• _EXERCISE_: Transcribe the records exactly. Pictures do not belong in the transcription.

[Dataset entries]
=-=-=-=-=
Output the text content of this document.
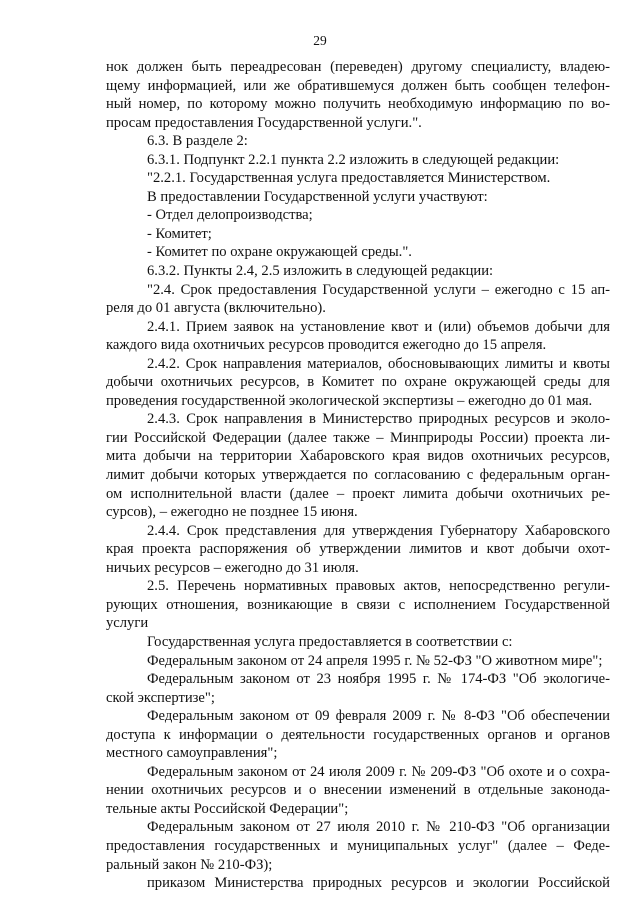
29
нок должен быть переадресован (переведен) другому специалисту, владею-
щему информацией, или же обратившемуся должен быть сообщен телефон-
ный номер, по которому можно получить необходимую информацию по во-
просам предоставления Государственной услуги.".
6.3. В разделе 2:
6.3.1. Подпункт 2.2.1 пункта 2.2 изложить в следующей редакции:
"2.2.1. Государственная услуга предоставляется Министерством.
В предоставлении Государственной услуги участвуют:
- Отдел делопроизводства;
- Комитет;
- Комитет по охране окружающей среды.".
6.3.2. Пункты 2.4, 2.5 изложить в следующей редакции:
"2.4. Срок предоставления Государственной услуги – ежегодно с 15 ап-
реля до 01 августа (включительно).
2.4.1. Прием заявок на установление квот и (или) объемов добычи для
каждого вида охотничьих ресурсов проводится ежегодно до 15 апреля.
2.4.2. Срок направления материалов, обосновывающих лимиты и квоты
добычи охотничьих ресурсов, в Комитет по охране окружающей среды для
проведения государственной экологической экспертизы – ежегодно до 01 мая.
2.4.3. Срок направления в Министерство природных ресурсов и эколо-
гии Российской Федерации (далее также – Минприроды России) проекта ли-
мита добычи на территории Хабаровского края видов охотничьих ресурсов,
лимит добычи которых утверждается по согласованию с федеральным орган-
ом исполнительной власти (далее – проект лимита добычи охотничьих ре-
сурсов), – ежегодно не позднее 15 июня.
2.4.4. Срок представления для утверждения Губернатору Хабаровского
края проекта распоряжения об утверждении лимитов и квот добычи охот-
ничьих ресурсов – ежегодно до 31 июля.
2.5. Перечень нормативных правовых актов, непосредственно регули-
рующих отношения, возникающие в связи с исполнением Государственной
услуги
Государственная услуга предоставляется в соответствии с:
Федеральным законом от 24 апреля 1995 г. № 52-ФЗ "О животном мире";
Федеральным законом от 23 ноября 1995 г. № 174-ФЗ "Об экологиче-
ской экспертизе";
Федеральным законом от 09 февраля 2009 г. № 8-ФЗ "Об обеспечении
доступа к информации о деятельности государственных органов и органов
местного самоуправления";
Федеральным законом от 24 июля 2009 г. № 209-ФЗ "Об охоте и о сохра-
нении охотничьих ресурсов и о внесении изменений в отдельные законода-
тельные акты Российской Федерации";
Федеральным законом от 27 июля 2010 г. № 210-ФЗ "Об организации
предоставления государственных и муниципальных услуг" (далее – Феде-
ральный закон № 210-ФЗ);
приказом Министерства природных ресурсов и экологии Российской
=-=-=-=-=
• _FULL SOLUTION_:
Output the text content of this document.
29
нок должен быть переадресован (переведен) другому специалисту, владею-
щему информацией, или же обратившемуся должен быть сообщен телефон-
ный номер, по которому можно получить необходимую информацию по во-
просам предоставления Государственной услуги.".
6.3. В разделе 2:
6.3.1. Подпункт 2.2.1 пункта 2.2 изложить в следующей редакции:
"2.2.1. Государственная услуга предоставляется Министерством.
В предоставлении Государственной услуги участвуют:
- Отдел делопроизводства;
- Комитет;
- Комитет по охране окружающей среды.".
6.3.2. Пункты 2.4, 2.5 изложить в следующей редакции:
"2.4. Срок предоставления Государственной услуги – ежегодно с 15 ап-
реля до 01 августа (включительно).
2.4.1. Прием заявок на установление квот и (или) объемов добычи для
каждого вида охотничьих ресурсов проводится ежегодно до 15 апреля.
2.4.2. Срок направления материалов, обосновывающих лимиты и квоты
добычи охотничьих ресурсов, в Комитет по охране окружающей среды для
проведения государственной экологической экспертизы – ежегодно до 01 мая.
2.4.3. Срок направления в Министерство природных ресурсов и эколо-
гии Российской Федерации (далее также – Минприроды России) проекта ли-
мита добычи на территории Хабаровского края видов охотничьих ресурсов,
лимит добычи которых утверждается по согласованию с федеральным орган-
ом исполнительной власти (далее – проект лимита добычи охотничьих ре-
сурсов), – ежегодно не позднее 15 июня.
2.4.4. Срок представления для утверждения Губернатору Хабаровского
края проекта распоряжения об утверждении лимитов и квот добычи охот-
ничьих ресурсов – ежегодно до 31 июля.
2.5. Перечень нормативных правовых актов, непосредственно регули-
рующих отношения, возникающие в связи с исполнением Государственной
услуги
Государственная услуга предоставляется в соответствии с:
Федеральным законом от 24 апреля 1995 г. № 52-ФЗ "О животном мире";
Федеральным законом от 23 ноября 1995 г. № 174-ФЗ "Об экологиче-
ской экспертизе";
Федеральным законом от 09 февраля 2009 г. № 8-ФЗ "Об обеспечении
доступа к информации о деятельности государственных органов и органов
местного самоуправления";
Федеральным законом от 24 июля 2009 г. № 209-ФЗ "Об охоте и о сохра-
нении охотничьих ресурсов и о внесении изменений в отдельные законода-
тельные акты Российской Федерации";
Федеральным законом от 27 июля 2010 г. № 210-ФЗ "Об организации
предоставления государственных и муниципальных услуг" (далее – Феде-
ральный закон № 210-ФЗ);
приказом Министерства природных ресурсов и экологии Российской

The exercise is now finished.